Direction:
Copy out each line of the material in which the word "Adewumi" appears.

========================================

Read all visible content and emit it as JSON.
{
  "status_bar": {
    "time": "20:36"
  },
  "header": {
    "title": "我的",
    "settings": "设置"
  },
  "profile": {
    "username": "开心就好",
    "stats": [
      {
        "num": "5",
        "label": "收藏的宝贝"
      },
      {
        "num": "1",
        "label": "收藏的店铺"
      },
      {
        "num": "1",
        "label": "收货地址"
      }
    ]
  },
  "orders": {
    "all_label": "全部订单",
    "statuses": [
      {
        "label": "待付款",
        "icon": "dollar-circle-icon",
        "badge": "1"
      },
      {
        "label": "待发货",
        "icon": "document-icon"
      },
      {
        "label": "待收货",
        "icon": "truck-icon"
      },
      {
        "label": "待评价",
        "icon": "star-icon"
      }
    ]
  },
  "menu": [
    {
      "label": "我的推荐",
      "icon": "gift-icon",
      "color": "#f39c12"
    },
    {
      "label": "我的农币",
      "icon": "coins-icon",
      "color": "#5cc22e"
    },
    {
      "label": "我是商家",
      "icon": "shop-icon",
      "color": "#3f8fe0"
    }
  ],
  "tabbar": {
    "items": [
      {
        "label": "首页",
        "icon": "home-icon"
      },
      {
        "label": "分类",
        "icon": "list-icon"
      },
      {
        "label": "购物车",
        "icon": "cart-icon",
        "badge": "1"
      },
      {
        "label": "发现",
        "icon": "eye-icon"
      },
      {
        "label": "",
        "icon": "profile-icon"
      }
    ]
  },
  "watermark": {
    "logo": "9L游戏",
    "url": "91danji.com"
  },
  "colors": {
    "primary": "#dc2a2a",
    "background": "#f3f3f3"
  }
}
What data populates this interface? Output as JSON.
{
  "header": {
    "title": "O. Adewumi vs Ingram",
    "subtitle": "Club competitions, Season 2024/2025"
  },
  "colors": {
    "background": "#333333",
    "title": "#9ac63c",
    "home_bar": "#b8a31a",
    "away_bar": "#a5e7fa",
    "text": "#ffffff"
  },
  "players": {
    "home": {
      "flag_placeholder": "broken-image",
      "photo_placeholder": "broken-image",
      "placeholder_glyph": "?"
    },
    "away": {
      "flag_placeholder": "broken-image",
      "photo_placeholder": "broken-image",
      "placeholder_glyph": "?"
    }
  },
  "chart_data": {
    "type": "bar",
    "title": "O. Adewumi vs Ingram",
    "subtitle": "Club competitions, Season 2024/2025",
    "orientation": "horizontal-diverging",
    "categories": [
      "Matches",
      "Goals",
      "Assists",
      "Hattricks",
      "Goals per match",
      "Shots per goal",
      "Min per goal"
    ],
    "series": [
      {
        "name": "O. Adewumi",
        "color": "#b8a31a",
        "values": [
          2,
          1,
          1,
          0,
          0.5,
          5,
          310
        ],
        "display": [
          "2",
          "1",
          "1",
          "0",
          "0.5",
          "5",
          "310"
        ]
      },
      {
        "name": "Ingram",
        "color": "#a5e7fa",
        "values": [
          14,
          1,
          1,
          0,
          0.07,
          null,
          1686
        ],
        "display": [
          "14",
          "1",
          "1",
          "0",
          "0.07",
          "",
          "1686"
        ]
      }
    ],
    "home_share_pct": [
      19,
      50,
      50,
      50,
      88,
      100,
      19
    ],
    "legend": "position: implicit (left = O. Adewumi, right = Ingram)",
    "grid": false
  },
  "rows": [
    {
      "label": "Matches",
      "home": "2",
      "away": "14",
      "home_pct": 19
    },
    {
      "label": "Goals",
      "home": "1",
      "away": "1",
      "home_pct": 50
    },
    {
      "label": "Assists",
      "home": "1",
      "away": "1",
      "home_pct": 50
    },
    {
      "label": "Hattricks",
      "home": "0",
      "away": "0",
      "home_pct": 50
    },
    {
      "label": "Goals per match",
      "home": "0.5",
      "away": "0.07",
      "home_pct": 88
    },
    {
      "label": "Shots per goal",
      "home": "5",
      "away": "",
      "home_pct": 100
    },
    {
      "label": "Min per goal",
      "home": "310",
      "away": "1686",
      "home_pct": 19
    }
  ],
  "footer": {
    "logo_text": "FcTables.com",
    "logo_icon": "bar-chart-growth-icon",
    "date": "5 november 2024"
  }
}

========================================

Complete output:
    "title": "O. Adewumi vs Ingram",
    "title": "O. Adewumi vs Ingram",
        "name": "O. Adewumi",
    "legend": "position: implicit (left = O. Adewumi, right = Ingram)",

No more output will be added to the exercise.